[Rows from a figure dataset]

--- Start ---

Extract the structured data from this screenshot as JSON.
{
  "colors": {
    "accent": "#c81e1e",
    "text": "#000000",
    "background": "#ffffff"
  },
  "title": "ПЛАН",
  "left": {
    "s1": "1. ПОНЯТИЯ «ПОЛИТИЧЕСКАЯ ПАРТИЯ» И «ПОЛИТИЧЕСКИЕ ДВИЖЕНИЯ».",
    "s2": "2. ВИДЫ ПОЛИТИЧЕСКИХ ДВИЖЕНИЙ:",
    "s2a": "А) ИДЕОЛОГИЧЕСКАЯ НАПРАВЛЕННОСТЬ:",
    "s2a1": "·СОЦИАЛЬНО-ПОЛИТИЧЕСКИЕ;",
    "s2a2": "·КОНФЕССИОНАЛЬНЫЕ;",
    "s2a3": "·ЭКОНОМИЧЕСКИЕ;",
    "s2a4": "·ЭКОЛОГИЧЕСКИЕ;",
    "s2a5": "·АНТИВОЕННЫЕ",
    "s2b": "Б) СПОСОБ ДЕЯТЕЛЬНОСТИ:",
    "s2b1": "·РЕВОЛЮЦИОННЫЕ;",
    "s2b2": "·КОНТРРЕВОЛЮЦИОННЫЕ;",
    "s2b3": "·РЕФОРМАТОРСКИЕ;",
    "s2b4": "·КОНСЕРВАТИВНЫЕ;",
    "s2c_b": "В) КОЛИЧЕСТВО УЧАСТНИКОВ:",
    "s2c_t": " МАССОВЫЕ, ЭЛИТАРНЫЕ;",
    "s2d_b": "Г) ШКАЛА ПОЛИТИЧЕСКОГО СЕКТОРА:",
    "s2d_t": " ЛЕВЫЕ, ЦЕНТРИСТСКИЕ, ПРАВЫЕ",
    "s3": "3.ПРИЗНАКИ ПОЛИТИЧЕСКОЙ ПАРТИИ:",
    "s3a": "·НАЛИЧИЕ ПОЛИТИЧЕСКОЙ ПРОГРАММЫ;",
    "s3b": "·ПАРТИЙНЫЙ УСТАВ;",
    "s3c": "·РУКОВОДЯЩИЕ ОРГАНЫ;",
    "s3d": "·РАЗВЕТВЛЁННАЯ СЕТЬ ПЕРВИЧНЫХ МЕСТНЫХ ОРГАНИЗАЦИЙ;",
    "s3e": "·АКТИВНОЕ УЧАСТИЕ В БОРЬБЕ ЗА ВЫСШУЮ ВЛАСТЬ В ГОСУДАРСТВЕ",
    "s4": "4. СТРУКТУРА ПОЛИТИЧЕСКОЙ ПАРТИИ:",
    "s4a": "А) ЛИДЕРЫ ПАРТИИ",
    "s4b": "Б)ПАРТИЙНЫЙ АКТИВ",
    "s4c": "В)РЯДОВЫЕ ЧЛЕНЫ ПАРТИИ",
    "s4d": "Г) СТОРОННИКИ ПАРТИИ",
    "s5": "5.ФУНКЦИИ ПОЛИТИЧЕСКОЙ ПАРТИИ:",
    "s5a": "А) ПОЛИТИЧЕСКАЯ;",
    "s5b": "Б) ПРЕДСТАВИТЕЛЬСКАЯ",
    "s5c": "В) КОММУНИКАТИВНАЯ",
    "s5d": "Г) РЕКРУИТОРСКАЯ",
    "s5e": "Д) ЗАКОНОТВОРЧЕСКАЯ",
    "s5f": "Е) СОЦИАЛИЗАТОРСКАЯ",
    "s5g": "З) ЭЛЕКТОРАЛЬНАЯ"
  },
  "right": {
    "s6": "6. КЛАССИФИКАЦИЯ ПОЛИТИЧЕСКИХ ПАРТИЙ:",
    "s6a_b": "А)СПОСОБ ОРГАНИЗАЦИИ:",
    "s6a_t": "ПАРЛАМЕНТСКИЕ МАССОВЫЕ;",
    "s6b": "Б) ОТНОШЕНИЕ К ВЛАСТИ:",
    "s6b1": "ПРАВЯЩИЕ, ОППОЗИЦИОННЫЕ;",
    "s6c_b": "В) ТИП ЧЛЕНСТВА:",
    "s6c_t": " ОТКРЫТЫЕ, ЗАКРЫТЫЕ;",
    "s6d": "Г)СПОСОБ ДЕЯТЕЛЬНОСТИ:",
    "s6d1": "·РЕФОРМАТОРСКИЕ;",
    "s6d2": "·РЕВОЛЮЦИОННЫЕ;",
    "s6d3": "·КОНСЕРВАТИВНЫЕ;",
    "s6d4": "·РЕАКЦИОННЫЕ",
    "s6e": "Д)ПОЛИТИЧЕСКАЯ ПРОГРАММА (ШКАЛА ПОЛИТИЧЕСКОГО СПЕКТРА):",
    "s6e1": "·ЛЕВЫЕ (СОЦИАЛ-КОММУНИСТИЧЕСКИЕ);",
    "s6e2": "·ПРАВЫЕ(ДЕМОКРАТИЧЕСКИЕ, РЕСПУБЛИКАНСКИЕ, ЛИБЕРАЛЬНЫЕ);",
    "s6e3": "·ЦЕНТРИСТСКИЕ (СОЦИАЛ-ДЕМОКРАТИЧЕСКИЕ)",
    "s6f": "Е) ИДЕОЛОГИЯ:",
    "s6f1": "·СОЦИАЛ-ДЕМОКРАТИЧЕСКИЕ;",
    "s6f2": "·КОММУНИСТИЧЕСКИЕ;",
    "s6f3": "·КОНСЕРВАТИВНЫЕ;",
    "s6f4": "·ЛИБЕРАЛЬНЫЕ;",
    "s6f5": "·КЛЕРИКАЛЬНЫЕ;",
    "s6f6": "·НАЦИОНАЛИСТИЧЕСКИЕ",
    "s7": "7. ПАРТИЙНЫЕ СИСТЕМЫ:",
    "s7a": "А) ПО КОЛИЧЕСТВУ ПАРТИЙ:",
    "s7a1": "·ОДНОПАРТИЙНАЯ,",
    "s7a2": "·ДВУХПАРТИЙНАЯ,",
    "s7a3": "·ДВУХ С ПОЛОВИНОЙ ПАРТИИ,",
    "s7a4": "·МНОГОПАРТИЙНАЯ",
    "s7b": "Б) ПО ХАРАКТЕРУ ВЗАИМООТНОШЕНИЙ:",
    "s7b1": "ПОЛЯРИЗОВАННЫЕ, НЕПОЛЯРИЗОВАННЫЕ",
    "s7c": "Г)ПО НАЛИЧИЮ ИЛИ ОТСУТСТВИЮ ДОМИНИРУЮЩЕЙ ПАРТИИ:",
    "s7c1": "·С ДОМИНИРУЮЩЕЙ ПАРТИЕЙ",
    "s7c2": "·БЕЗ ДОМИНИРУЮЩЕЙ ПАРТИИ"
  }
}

--- End ---

### EXERCISE DETAILS
Copy each line containing the word "ПОЛИТИЧЕСКОЙ" from the data.

### RESPONSE TO THE EXERCISE
    "s3": "3.ПРИЗНАКИ ПОЛИТИЧЕСКОЙ ПАРТИИ:",
    "s3a": "·НАЛИЧИЕ ПОЛИТИЧЕСКОЙ ПРОГРАММЫ;",
    "s4": "4. СТРУКТУРА ПОЛИТИЧЕСКОЙ ПАРТИИ:",
    "s5": "5.ФУНКЦИИ ПОЛИТИЧЕСКОЙ ПАРТИИ:",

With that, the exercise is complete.